### STATED PROBLEM
How many lines in the records below contain the word "Pohjavesivarasto"? Answer with the number alone.

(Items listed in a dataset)
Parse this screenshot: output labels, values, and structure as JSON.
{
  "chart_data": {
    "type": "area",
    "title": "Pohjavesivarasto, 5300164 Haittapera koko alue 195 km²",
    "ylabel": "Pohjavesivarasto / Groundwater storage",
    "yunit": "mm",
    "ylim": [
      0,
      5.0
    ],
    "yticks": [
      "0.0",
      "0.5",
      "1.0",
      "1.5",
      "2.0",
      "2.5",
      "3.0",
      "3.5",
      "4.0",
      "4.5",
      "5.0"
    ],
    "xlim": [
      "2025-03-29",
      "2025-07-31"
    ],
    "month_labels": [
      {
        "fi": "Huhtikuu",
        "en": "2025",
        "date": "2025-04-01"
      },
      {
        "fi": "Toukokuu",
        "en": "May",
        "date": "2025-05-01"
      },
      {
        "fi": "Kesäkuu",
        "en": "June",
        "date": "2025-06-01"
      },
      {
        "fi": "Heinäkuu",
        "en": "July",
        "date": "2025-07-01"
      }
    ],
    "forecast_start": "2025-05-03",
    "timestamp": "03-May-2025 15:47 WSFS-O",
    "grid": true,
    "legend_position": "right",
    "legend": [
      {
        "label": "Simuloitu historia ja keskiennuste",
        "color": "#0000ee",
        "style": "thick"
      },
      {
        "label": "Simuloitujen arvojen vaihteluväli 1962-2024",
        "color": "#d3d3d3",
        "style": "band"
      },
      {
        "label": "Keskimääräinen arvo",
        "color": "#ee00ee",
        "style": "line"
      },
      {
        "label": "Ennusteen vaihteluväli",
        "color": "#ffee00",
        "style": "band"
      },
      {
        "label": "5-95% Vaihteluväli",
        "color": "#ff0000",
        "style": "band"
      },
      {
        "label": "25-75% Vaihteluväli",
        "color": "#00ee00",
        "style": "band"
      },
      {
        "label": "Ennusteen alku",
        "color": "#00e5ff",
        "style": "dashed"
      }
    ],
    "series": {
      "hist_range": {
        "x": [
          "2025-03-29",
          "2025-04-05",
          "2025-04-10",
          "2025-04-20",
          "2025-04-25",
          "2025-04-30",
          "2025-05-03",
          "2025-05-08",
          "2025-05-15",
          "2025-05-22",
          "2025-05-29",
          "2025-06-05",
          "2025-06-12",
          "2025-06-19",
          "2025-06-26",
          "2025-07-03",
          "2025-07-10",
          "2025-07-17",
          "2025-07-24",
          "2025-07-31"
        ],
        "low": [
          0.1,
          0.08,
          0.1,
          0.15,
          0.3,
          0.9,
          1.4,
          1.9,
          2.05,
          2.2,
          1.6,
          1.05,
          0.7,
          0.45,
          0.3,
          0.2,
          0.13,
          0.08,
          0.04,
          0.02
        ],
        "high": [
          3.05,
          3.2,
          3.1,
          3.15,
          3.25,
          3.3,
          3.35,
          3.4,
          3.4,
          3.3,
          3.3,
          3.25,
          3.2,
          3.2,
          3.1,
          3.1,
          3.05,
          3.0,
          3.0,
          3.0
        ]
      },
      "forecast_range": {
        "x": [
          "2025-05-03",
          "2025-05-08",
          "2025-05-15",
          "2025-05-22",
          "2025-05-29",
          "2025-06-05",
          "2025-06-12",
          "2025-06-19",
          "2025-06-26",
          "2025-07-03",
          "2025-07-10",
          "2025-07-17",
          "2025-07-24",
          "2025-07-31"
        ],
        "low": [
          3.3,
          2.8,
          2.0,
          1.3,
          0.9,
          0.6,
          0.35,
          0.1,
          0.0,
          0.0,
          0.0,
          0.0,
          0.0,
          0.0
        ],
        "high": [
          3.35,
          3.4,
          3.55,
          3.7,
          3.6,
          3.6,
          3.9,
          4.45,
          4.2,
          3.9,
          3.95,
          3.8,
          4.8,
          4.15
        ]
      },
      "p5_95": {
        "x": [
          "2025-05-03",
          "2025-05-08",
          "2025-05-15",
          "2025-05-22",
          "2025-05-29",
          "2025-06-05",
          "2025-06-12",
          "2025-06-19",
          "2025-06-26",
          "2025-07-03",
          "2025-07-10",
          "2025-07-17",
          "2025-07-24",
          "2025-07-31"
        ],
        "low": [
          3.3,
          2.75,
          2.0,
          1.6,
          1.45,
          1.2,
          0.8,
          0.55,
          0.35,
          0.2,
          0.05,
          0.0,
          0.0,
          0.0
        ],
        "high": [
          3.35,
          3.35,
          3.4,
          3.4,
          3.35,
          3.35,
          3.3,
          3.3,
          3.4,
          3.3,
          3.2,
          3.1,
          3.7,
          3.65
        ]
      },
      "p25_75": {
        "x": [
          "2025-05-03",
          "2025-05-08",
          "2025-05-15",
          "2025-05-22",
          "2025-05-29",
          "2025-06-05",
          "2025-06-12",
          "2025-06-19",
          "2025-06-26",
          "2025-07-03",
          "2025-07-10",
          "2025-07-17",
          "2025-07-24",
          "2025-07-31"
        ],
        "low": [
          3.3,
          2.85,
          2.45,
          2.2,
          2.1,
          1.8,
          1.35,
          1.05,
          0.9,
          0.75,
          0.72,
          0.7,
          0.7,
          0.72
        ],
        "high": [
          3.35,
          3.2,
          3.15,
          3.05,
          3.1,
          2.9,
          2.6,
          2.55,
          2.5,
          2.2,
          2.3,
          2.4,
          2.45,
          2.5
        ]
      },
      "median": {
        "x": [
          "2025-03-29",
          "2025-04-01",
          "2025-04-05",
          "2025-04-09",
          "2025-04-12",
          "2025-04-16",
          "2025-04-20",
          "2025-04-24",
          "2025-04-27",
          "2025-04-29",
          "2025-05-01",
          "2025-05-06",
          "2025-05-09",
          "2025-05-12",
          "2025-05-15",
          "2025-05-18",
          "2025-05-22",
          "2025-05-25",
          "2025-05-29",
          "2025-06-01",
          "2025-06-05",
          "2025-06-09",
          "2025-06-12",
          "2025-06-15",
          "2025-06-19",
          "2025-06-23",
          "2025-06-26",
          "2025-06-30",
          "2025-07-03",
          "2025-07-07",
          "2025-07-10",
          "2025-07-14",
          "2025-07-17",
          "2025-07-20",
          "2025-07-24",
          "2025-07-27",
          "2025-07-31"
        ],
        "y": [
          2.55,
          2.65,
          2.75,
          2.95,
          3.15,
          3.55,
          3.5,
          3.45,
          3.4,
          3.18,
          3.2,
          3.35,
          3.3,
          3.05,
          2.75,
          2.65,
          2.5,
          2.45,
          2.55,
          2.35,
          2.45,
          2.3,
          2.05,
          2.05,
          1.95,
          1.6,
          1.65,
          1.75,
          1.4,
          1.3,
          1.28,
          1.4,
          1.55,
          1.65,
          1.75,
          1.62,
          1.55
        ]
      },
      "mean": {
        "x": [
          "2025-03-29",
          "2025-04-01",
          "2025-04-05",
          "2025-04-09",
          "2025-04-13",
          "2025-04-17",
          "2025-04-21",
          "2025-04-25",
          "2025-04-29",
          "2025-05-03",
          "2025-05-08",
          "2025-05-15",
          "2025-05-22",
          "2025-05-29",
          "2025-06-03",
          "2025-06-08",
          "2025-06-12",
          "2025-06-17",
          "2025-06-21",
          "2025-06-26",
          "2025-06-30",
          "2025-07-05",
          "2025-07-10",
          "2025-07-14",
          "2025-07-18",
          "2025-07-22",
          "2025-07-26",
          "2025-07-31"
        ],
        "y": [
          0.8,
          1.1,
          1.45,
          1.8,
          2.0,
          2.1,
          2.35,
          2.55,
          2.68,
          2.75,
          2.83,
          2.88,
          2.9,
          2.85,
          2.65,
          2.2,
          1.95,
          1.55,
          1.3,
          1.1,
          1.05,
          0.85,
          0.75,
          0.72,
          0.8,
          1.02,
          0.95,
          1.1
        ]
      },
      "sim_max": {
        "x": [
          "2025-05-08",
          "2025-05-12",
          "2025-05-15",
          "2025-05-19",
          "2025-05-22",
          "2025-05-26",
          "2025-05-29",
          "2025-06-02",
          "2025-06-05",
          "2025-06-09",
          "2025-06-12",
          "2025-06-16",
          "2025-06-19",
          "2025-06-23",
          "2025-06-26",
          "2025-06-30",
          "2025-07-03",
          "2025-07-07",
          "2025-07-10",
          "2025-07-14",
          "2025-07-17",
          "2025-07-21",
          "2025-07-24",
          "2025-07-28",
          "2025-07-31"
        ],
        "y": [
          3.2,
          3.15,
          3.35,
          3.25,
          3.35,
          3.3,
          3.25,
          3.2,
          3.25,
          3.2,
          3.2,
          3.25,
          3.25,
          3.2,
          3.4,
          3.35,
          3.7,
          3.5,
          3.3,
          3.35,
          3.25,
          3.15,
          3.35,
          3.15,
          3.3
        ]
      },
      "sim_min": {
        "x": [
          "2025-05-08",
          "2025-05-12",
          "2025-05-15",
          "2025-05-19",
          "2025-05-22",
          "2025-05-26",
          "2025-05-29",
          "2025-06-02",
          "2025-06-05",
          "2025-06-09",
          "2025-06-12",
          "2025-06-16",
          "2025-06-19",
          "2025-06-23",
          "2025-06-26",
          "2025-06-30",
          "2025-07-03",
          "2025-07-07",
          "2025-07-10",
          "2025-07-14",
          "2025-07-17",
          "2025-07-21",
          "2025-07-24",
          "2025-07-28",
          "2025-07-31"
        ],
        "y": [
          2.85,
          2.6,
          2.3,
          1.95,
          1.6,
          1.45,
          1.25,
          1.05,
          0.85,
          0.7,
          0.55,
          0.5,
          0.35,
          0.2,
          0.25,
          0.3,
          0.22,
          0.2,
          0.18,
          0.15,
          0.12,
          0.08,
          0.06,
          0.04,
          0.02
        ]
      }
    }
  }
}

### RESPONSE TO THE TASK
2